#### Brief
Identify the lines that contain the string "name", then copy each of them.

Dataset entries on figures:
------
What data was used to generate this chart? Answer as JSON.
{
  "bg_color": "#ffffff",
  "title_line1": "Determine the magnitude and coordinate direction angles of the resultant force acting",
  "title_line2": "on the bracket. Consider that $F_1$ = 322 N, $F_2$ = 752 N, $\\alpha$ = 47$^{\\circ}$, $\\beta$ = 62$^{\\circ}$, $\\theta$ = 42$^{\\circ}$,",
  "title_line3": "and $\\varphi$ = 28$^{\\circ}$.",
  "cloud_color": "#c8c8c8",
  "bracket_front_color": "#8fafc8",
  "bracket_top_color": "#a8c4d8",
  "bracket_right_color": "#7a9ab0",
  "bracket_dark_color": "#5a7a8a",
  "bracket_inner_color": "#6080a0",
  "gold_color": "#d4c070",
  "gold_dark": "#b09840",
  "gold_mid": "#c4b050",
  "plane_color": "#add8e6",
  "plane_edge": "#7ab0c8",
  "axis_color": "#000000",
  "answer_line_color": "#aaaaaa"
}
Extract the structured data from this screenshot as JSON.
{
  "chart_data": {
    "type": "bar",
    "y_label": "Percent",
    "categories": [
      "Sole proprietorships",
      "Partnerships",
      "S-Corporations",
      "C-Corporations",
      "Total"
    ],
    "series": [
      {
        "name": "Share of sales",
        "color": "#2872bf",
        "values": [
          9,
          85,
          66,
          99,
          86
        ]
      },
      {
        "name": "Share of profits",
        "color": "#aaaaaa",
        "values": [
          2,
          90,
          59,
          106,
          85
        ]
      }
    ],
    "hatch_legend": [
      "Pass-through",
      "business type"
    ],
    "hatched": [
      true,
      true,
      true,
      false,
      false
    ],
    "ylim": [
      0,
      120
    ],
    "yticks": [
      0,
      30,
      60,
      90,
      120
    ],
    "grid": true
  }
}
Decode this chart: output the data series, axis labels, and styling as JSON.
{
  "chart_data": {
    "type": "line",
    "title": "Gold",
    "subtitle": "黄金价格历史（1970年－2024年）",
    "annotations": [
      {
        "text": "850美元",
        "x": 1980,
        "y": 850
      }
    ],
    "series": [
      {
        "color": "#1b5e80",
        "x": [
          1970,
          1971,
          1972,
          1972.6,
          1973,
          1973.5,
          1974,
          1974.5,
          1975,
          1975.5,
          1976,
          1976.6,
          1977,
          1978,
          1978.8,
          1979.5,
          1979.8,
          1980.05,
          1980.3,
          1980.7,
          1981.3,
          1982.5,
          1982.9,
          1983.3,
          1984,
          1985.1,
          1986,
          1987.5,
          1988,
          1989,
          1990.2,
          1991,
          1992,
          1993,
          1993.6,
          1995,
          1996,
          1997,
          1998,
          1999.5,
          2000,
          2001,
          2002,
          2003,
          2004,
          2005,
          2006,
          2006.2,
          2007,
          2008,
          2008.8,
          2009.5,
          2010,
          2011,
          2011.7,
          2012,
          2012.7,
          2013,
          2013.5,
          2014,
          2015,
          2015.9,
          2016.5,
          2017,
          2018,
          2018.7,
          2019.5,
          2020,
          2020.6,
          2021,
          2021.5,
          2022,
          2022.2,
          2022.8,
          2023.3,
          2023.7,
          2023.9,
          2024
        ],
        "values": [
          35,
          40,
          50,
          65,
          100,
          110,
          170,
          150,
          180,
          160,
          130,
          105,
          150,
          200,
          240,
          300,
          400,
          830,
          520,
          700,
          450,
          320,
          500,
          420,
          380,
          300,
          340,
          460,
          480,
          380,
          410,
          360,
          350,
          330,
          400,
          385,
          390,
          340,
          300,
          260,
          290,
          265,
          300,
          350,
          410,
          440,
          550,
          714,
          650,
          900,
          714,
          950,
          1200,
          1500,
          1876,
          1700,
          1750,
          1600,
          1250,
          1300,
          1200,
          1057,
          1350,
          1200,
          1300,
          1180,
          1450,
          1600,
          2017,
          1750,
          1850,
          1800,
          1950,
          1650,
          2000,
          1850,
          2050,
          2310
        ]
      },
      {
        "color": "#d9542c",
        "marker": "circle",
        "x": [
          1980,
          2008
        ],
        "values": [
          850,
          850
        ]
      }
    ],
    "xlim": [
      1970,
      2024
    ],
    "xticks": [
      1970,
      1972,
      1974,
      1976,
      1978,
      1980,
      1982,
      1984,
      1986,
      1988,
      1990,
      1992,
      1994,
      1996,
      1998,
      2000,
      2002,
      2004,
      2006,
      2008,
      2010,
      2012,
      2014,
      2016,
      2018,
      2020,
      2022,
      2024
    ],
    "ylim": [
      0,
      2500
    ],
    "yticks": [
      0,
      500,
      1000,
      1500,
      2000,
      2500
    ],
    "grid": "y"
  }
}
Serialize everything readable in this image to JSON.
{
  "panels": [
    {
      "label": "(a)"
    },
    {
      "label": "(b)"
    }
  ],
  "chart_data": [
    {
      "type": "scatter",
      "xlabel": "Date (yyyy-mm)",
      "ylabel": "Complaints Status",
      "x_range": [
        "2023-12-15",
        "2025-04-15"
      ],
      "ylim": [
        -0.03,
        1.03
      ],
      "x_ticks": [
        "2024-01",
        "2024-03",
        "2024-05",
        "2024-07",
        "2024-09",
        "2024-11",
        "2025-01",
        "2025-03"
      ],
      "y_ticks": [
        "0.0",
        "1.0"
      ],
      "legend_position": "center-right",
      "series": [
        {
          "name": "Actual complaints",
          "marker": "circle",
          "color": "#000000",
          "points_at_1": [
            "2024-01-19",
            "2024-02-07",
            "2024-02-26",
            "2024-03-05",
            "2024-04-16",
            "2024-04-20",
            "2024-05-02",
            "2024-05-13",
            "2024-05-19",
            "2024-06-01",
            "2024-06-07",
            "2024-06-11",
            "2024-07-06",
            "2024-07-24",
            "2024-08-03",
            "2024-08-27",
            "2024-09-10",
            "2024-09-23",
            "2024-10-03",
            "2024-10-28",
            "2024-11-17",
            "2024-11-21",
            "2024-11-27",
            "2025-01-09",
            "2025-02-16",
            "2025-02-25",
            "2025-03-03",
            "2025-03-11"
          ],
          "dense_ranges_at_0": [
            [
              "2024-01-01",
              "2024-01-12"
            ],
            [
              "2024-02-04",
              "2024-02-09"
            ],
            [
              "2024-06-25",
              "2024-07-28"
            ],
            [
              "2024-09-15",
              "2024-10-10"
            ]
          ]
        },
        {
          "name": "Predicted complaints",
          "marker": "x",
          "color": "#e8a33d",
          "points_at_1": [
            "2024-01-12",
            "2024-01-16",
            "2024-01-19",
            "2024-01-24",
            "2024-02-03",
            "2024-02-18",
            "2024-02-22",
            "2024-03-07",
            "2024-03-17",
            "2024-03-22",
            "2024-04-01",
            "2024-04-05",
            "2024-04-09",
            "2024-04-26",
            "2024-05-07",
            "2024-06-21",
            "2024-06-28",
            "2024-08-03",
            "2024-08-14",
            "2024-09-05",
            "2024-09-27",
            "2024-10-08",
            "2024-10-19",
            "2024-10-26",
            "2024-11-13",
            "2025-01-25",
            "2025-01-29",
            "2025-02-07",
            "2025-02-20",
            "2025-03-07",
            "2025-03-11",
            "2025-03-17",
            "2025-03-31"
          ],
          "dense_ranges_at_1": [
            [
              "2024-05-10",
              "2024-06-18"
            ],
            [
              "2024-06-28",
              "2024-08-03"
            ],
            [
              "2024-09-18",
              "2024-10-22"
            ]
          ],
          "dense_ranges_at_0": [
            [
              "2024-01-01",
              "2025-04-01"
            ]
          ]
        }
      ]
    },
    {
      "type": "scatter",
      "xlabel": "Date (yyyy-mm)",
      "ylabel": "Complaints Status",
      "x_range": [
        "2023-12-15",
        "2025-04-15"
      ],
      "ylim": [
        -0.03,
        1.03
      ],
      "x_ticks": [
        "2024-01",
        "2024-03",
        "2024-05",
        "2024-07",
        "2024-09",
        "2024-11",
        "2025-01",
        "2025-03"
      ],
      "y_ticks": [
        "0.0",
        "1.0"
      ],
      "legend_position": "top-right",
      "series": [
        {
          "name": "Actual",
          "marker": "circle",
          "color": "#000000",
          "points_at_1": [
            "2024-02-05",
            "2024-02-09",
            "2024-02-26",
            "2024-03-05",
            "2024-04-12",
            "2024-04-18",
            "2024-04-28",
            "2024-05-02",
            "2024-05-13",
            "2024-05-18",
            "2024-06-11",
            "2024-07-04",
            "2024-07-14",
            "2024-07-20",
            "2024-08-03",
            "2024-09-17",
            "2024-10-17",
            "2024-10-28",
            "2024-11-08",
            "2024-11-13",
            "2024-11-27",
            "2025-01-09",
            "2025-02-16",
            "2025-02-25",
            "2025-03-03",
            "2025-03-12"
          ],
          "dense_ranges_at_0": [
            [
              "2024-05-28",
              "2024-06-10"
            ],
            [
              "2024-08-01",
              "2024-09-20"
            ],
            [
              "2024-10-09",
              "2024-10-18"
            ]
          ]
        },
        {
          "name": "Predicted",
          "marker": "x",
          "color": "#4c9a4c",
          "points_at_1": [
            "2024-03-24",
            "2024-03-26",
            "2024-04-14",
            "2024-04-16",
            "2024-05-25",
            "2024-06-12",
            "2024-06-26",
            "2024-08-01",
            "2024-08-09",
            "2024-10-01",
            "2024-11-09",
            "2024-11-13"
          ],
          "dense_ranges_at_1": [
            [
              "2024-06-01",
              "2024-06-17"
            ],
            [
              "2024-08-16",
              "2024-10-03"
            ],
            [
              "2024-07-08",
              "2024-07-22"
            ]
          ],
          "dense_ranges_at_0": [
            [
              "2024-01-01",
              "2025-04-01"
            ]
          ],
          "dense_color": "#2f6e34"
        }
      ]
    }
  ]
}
------
#### Response
        "name": "Share of sales",
        "name": "Share of profits",
          "name": "Actual complaints",
          "name": "Predicted complaints",
          "name": "Actual",
          "name": "Predicted",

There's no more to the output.